--- Begin Information provided ---

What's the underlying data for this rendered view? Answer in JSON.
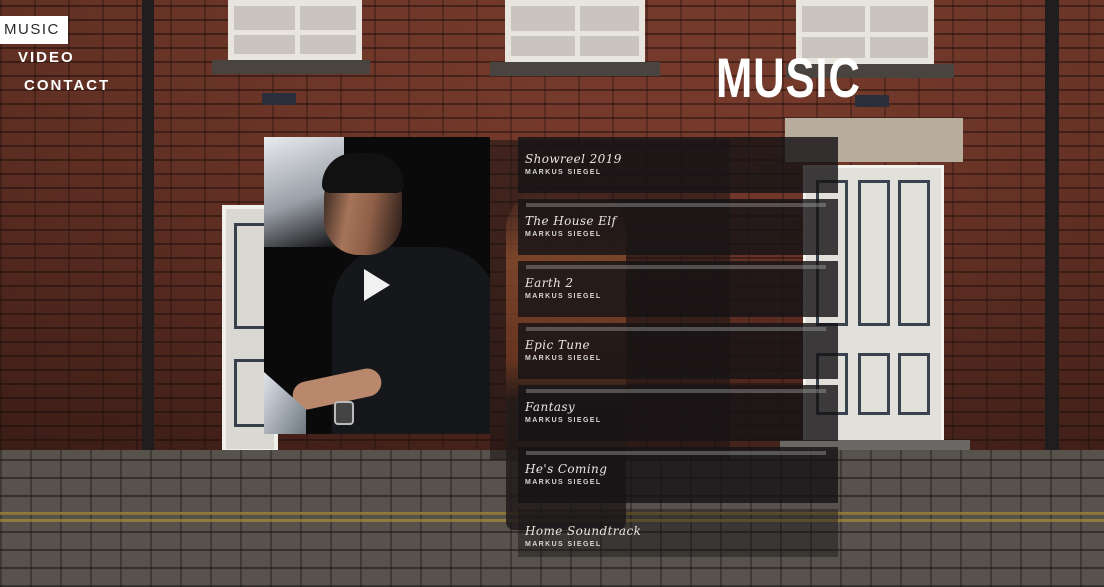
{
  "nav": {
    "items": [
      {
        "label": "MUSIC",
        "active": true
      },
      {
        "label": "VIDEO",
        "active": false
      },
      {
        "label": "CONTACT",
        "active": false
      }
    ]
  },
  "page": {
    "title": "MUSIC"
  },
  "player": {
    "play_icon": "play-icon"
  },
  "tracks": [
    {
      "title": "Showreel 2019",
      "artist": "MARKUS SIEGEL"
    },
    {
      "title": "The House Elf",
      "artist": "MARKUS SIEGEL"
    },
    {
      "title": "Earth 2",
      "artist": "MARKUS SIEGEL"
    },
    {
      "title": "Epic Tune",
      "artist": "MARKUS SIEGEL"
    },
    {
      "title": "Fantasy",
      "artist": "MARKUS SIEGEL"
    },
    {
      "title": "He's Coming",
      "artist": "MARKUS SIEGEL"
    },
    {
      "title": "Home Soundtrack",
      "artist": "MARKUS SIEGEL"
    }
  ],
  "colors": {
    "text": "#ffffff",
    "track_bg": "#161416",
    "nav_active_bg": "#ffffff",
    "nav_active_text": "#2a2a2a"
  }
}
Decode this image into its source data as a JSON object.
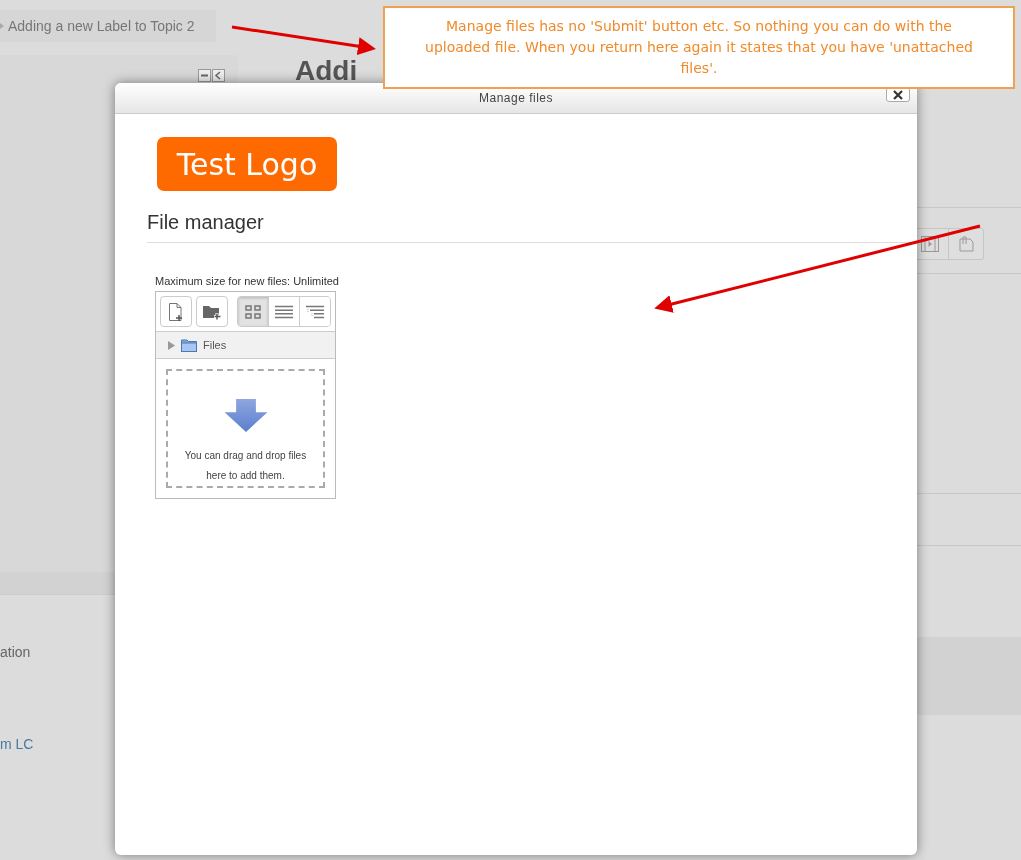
{
  "breadcrumb": "Adding a new Label to Topic 2",
  "page_heading": "Addi",
  "sidebar_fragments": [
    "ation",
    "m LC"
  ],
  "dialog": {
    "title": "Manage files",
    "logo": "Test Logo",
    "section_heading": "File manager",
    "file_manager": {
      "max_size_note": "Maximum size for new files: Unlimited",
      "views": [
        {
          "kind": "icons",
          "selected": true
        },
        {
          "kind": "list",
          "selected": false
        },
        {
          "kind": "tree",
          "selected": false
        }
      ],
      "path": "Files",
      "drop_hint": "You can drag and drop files here to add them."
    }
  },
  "annotation": "Manage files has no 'Submit' button etc.  So nothing you can do with the uploaded file.  When you return here again it states that you have 'unattached files'."
}
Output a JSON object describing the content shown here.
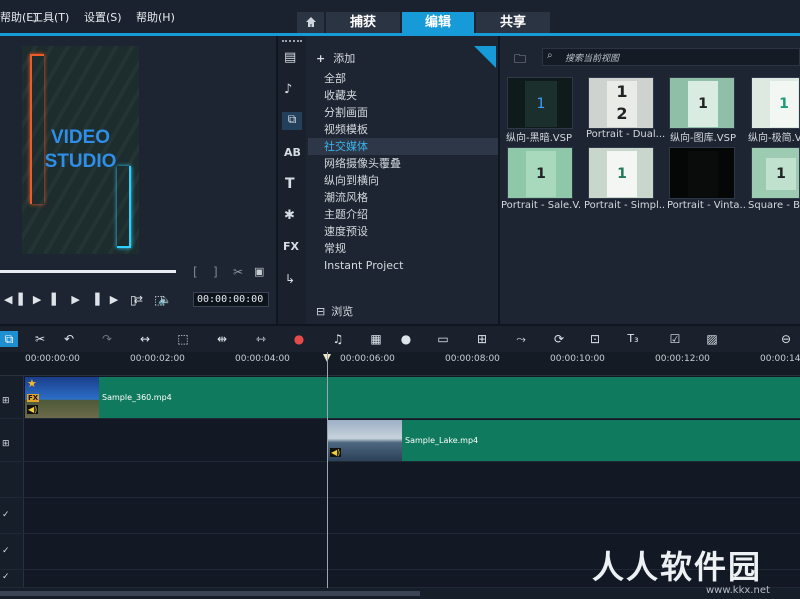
{
  "menu": [
    "帮助(E)",
    "工具(T)",
    "设置(S)",
    "帮助(H)"
  ],
  "tabs": {
    "home_icon": "home-icon",
    "capture": "捕获",
    "edit": "编辑",
    "share": "共享"
  },
  "preview": {
    "line1": "VIDEO",
    "line2": "STUDIO",
    "timecode": "00:00:00:00"
  },
  "library": {
    "add_label": "添加",
    "categories": [
      "全部",
      "收藏夹",
      "分割画面",
      "视频模板",
      "社交媒体",
      "网络摄像头覆叠",
      "纵向到横向",
      "潮流风格",
      "主题介绍",
      "速度预设",
      "常规",
      "Instant Project"
    ],
    "selected": "社交媒体",
    "browse_label": "浏览",
    "search_placeholder": "搜索当前视图",
    "thumbnails": [
      {
        "label": "纵向-黑暗.VSP"
      },
      {
        "label": "Portrait - Dual..."
      },
      {
        "label": "纵向-图库.VSP"
      },
      {
        "label": "纵向-极简.V"
      },
      {
        "label": "Portrait - Sale.V..."
      },
      {
        "label": "Portrait - Simpl..."
      },
      {
        "label": "Portrait - Vinta..."
      },
      {
        "label": "Square - Ba"
      }
    ]
  },
  "ruler": [
    "00:00:00:00",
    "00:00:02:00",
    "00:00:04:00",
    "00:00:06:00",
    "00:00:08:00",
    "00:00:10:00",
    "00:00:12:00",
    "00:00:14"
  ],
  "clips": {
    "clip1": "Sample_360.mp4",
    "clip2": "Sample_Lake.mp4"
  },
  "watermark": {
    "text": "人人软件园",
    "url": "www.kkx.net"
  }
}
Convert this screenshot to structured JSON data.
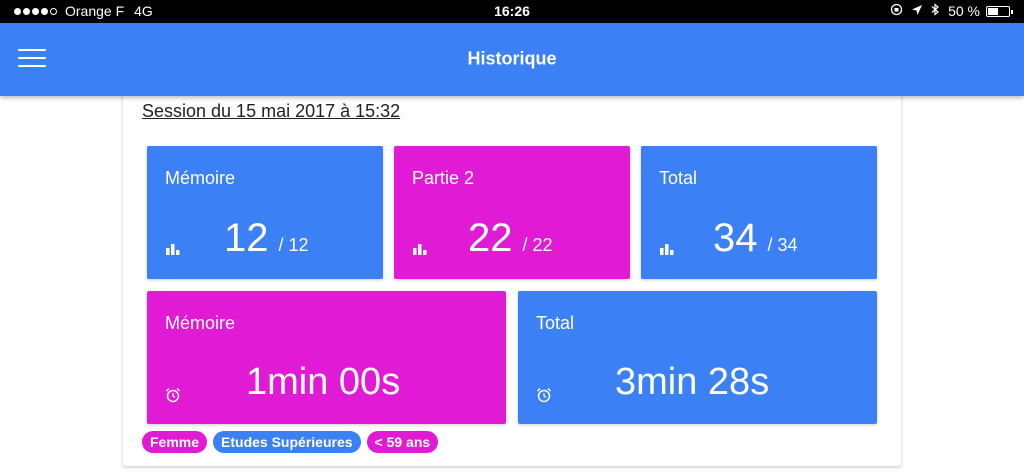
{
  "status_bar": {
    "carrier": "Orange F",
    "network": "4G",
    "time": "16:26",
    "battery": "50 %",
    "battery_level": 0.5,
    "signal_bars_filled": 4,
    "signal_bars_total": 5,
    "icons": [
      "orientation-lock-icon",
      "location-icon",
      "bluetooth-icon"
    ]
  },
  "header": {
    "title": "Historique",
    "menu_icon": "hamburger-menu-icon"
  },
  "session": {
    "title": "Session du 15 mai 2017 à 15:32"
  },
  "score_tiles": [
    {
      "label": "Mémoire",
      "value": "12",
      "total": "/ 12",
      "color": "#3b80f4",
      "icon": "bar-chart-icon"
    },
    {
      "label": "Partie 2",
      "value": "22",
      "total": "/ 22",
      "color": "#e11ad5",
      "icon": "bar-chart-icon"
    },
    {
      "label": "Total",
      "value": "34",
      "total": "/ 34",
      "color": "#3b80f4",
      "icon": "bar-chart-icon"
    }
  ],
  "time_tiles": [
    {
      "label": "Mémoire",
      "value": "1min 00s",
      "color": "#e11ad5",
      "icon": "alarm-clock-icon"
    },
    {
      "label": "Total",
      "value": "3min 28s",
      "color": "#3b80f4",
      "icon": "alarm-clock-icon"
    }
  ],
  "tags": [
    {
      "label": "Femme",
      "color": "#e11ad5"
    },
    {
      "label": "Etudes Supérieures",
      "color": "#3b80f4"
    },
    {
      "label": "< 59 ans",
      "color": "#e11ad5"
    }
  ],
  "colors": {
    "primary": "#3b80f4",
    "accent": "#e11ad5"
  }
}
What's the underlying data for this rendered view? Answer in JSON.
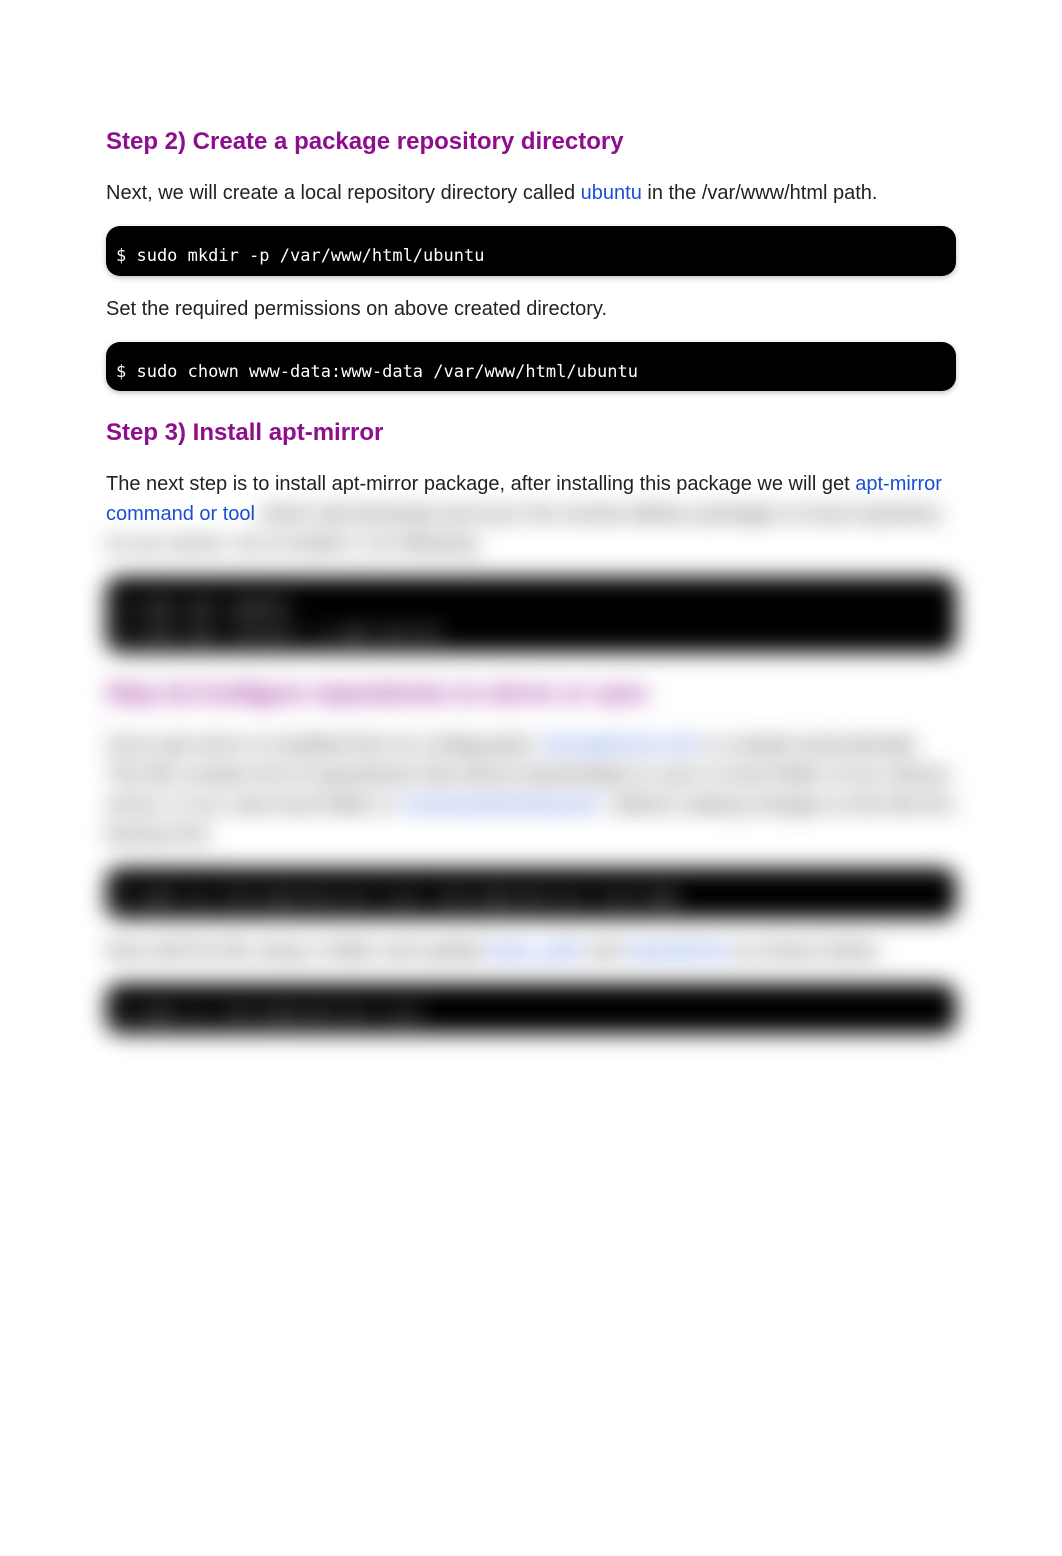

--- End Information provided ---

> [Stated task] List the lines that contain the word "selected".

> [The result]
          "selected": true
          "selected": false
          "selected": false
    "selected": "社交媒体",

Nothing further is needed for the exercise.